We have a ELK (ElasticSearch-Logstash-Kibana) deployment in which we ship logs via logstash to Elasticsearch Cluster. Indices are created daily. We close indices which are more than 3 days old and take a snapshot of indices which are more than 7 days old and push them to Amazon S3 via curator.
We have about 10 different daily indices where average size of each index about 1GB. Replication factor of 1. Each index is having 2 shards. Logstash pushes data to ES Cluster at the rate 2000 log_events per second
Our topology
- 3 Dedicated Master + Data
- 1 Dedicated Client Node + Kibana
Hardware Configs
- 12 Core
- 64 GB RAM
- 2 TB Spinning Disk
- Debian 7
- ElasticSearch Version - 1.7.1
- Logstash - 1.5.3
All standard config has been followed like unicast mode in discovery , 30 GB RAM has been allotted.

TASK OBJECTIVE:
Could you pick up the ELK deployment description after its last sentence and carry it on? The records have no connection to the ELK deployment description.

INFORMATION:
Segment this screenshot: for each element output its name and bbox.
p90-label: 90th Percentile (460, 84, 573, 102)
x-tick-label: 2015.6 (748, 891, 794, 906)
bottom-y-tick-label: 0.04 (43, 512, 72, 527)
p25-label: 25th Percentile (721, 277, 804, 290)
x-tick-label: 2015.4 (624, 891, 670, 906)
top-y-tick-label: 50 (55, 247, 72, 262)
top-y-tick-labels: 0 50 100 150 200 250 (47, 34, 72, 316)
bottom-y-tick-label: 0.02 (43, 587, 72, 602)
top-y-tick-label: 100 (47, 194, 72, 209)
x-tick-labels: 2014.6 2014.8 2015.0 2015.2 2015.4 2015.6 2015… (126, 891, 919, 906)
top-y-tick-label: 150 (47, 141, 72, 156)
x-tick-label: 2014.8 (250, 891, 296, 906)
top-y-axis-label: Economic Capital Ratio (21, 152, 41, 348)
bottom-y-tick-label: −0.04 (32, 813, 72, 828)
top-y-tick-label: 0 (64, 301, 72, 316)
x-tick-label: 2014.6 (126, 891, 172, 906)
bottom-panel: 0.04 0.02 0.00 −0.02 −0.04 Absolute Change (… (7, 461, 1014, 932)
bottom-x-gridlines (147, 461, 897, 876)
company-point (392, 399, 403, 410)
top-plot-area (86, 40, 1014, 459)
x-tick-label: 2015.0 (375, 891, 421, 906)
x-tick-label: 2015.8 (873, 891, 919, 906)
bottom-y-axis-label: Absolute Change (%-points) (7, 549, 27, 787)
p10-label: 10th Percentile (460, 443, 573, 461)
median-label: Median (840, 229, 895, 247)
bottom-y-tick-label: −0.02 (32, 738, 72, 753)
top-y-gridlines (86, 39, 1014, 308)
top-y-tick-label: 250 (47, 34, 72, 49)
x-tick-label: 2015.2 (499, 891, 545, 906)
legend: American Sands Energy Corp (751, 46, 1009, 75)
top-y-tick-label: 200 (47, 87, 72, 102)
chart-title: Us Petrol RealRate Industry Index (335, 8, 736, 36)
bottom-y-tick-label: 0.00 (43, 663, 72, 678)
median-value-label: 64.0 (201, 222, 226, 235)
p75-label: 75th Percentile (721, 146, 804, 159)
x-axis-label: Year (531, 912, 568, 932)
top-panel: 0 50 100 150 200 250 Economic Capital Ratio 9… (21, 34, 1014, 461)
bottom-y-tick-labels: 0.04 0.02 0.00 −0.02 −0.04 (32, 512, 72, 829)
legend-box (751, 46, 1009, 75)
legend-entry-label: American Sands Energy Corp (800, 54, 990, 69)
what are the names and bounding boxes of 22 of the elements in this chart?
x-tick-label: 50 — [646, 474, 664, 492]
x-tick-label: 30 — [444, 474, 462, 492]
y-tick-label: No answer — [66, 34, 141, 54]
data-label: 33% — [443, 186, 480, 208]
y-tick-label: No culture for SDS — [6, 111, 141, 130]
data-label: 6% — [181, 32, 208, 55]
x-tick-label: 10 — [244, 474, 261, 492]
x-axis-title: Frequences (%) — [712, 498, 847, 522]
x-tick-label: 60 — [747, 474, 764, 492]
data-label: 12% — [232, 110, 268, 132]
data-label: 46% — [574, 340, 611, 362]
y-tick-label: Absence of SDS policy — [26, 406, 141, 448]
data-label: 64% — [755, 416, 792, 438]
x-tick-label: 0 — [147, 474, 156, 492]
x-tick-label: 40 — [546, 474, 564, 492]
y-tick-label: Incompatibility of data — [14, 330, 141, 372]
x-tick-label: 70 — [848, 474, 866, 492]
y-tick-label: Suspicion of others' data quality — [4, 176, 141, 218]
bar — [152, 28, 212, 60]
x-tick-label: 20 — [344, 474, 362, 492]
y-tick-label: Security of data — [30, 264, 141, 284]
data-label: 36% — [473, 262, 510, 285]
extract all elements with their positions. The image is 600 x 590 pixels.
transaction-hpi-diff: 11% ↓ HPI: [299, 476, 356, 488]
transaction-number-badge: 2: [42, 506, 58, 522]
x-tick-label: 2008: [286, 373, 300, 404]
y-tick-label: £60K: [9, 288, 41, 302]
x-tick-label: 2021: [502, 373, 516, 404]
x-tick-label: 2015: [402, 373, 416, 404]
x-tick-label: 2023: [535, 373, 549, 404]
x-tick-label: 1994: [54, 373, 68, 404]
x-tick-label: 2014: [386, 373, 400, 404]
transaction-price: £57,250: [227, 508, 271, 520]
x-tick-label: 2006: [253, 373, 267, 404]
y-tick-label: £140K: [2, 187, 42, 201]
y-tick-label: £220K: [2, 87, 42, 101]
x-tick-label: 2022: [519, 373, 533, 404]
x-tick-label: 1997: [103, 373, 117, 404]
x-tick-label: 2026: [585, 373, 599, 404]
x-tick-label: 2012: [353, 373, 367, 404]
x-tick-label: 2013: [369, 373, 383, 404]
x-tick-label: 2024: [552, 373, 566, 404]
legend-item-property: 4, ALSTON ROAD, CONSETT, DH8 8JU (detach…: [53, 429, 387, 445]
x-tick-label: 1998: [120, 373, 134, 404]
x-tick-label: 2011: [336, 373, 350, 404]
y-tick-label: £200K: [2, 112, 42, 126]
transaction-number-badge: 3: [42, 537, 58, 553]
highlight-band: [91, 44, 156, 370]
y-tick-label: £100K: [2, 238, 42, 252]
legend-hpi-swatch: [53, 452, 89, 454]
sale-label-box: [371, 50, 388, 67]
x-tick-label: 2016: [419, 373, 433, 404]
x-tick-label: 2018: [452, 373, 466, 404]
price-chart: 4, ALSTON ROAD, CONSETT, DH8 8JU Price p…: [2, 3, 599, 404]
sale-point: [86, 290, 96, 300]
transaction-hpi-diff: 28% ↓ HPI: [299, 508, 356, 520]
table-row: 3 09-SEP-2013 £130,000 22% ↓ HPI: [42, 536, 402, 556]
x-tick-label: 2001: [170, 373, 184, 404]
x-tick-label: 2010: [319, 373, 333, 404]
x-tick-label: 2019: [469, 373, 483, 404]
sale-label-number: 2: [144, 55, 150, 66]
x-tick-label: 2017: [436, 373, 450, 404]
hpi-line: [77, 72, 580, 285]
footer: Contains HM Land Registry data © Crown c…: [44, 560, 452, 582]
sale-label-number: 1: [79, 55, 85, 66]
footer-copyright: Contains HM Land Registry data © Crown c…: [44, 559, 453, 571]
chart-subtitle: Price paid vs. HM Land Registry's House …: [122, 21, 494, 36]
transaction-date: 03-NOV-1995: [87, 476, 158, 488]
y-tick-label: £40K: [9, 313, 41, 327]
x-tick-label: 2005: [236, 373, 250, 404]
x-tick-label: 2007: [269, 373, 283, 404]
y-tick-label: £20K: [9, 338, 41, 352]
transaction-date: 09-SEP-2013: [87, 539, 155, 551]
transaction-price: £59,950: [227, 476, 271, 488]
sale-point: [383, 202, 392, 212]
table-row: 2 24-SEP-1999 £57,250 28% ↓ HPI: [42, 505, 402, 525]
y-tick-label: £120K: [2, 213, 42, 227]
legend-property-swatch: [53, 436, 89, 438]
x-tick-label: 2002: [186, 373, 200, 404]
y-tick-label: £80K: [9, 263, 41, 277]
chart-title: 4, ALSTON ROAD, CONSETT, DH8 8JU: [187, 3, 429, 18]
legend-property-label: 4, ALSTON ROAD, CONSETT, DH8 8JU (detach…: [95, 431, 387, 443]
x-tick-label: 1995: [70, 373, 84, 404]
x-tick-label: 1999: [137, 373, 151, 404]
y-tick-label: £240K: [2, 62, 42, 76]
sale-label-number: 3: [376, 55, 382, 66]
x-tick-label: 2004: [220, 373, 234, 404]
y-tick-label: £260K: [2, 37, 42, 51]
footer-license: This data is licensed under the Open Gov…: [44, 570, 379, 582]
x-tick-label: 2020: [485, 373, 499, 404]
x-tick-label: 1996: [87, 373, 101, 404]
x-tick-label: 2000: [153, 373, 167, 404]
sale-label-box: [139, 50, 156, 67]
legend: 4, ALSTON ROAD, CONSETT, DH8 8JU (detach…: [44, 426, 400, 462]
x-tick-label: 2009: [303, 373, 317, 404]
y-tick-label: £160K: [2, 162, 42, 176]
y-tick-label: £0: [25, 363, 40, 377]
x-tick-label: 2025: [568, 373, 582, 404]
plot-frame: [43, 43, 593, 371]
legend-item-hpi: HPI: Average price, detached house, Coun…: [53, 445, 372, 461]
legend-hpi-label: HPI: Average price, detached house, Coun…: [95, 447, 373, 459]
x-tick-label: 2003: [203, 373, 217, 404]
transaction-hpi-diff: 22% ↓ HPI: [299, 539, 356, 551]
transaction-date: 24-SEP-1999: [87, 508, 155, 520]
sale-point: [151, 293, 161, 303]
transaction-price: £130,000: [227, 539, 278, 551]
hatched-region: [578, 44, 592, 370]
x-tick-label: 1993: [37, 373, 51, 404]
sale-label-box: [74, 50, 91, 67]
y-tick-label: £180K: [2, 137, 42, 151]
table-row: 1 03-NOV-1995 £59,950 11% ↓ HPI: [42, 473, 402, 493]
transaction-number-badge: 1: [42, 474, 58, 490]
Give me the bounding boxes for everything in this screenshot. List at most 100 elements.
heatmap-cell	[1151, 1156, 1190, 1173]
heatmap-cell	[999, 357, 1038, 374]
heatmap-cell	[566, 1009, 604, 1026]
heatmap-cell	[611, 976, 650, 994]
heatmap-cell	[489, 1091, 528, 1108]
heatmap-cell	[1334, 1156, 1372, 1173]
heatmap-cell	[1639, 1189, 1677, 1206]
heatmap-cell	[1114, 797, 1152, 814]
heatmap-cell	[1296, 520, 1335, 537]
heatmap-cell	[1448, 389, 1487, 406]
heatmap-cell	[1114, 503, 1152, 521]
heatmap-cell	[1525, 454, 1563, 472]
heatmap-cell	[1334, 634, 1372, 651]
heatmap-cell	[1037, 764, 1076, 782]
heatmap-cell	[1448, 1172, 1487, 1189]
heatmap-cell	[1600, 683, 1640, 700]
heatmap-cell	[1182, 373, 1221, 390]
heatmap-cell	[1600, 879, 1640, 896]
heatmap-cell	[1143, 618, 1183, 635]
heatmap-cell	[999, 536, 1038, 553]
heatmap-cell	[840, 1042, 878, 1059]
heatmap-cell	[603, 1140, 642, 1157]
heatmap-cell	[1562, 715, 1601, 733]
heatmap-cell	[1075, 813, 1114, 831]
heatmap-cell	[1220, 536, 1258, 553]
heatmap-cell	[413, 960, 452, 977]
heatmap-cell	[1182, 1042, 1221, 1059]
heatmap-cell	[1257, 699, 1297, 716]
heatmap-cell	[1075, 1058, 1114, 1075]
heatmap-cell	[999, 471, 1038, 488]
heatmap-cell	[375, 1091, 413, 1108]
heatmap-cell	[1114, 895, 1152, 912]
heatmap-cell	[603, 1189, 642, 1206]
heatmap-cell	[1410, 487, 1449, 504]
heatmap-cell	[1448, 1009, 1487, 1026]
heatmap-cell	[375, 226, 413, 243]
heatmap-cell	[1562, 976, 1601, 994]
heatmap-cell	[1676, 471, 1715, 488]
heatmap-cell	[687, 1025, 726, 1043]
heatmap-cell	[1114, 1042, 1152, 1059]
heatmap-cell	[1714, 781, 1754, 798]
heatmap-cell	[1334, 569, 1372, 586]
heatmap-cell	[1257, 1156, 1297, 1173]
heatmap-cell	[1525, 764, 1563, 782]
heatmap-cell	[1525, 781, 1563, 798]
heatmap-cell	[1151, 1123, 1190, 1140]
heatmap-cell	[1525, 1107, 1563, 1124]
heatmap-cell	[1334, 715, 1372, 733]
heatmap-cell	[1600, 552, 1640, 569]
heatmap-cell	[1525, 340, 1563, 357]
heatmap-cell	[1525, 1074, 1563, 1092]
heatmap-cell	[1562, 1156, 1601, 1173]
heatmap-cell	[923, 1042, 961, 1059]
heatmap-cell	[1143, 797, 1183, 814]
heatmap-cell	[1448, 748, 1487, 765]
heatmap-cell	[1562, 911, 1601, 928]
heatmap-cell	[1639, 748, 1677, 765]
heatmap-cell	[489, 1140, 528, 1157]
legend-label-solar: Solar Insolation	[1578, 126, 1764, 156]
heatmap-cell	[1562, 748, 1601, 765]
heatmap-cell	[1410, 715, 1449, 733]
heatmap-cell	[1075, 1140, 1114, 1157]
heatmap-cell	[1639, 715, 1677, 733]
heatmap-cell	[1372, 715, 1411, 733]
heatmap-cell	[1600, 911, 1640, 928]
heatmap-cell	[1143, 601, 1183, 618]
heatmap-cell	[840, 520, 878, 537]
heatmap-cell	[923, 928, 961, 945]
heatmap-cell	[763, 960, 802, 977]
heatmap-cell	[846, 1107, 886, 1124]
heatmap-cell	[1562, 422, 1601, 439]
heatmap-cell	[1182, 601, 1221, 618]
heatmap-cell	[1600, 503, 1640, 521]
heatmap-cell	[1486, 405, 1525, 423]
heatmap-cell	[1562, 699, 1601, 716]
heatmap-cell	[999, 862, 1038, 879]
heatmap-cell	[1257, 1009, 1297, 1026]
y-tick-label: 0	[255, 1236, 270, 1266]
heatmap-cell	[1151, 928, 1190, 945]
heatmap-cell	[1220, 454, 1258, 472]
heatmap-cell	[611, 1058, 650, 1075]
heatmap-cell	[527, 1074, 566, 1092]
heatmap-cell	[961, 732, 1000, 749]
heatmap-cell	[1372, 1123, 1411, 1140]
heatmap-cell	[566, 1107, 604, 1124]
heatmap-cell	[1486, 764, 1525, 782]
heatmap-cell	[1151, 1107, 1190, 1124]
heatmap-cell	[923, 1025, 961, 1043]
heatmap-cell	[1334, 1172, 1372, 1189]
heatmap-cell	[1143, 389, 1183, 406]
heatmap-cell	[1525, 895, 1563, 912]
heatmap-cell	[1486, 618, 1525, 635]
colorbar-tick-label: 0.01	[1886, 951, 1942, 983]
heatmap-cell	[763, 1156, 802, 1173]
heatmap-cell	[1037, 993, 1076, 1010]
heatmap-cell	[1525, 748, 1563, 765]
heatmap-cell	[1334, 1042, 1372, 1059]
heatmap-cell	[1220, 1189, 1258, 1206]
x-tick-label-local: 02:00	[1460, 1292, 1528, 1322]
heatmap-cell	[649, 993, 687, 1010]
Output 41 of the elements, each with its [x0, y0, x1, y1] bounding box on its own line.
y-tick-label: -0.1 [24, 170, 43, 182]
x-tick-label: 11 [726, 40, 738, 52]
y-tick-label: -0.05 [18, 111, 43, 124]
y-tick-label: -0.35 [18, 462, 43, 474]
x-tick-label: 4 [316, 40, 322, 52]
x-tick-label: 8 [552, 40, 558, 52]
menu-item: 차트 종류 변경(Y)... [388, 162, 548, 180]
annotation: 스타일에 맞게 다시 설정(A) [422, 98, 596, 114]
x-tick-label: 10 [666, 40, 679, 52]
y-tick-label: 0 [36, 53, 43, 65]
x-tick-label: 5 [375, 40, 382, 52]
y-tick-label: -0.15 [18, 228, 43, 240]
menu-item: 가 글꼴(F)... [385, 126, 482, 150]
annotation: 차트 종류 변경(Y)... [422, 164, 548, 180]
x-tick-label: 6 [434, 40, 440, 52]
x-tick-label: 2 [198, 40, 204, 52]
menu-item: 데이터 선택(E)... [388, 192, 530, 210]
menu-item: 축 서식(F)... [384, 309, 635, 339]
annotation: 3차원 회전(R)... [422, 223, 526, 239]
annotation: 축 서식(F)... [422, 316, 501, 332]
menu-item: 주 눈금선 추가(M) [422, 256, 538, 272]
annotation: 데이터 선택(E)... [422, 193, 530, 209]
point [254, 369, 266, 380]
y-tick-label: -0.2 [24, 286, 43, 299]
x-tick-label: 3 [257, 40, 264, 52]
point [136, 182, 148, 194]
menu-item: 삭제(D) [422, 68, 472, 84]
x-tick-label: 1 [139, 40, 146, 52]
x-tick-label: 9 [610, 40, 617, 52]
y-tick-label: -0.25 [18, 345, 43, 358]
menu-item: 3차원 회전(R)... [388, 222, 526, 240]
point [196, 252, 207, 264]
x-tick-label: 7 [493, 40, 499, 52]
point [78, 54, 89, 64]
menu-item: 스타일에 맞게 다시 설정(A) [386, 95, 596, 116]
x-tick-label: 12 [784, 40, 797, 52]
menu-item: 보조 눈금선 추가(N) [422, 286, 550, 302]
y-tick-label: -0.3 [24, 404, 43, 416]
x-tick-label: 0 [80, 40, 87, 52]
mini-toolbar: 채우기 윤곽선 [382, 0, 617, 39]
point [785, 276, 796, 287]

EXPECTED ANSWER:
Right now the snapshot job is run via the curator from the Client machine with the requests sent locally to the ES instance running on the Client machine. Logstash sends logs directly to the Client Node
The curator command that is being used:-
curator --timeout 21600 --host es-client --port 9200 snapshot --name $snapshot_name_$project-$date --repository walle_elk_archive indices --older-than 3 --time-unit days --timestring %Y-%m-%d --prefix $prefix
Can someone help me in the following:-
- Is it ok to run the curator job on the client machine as we have done?
- Is it ok to take the snapshot of all the indices from a single machine?
- Since the logs are pushed continuously will it make the cluster unstable when snapshot creation and pushing to Amazon S3 is going on?
- What are the best practices people generally follow for backing up old indices from Elasticsearch?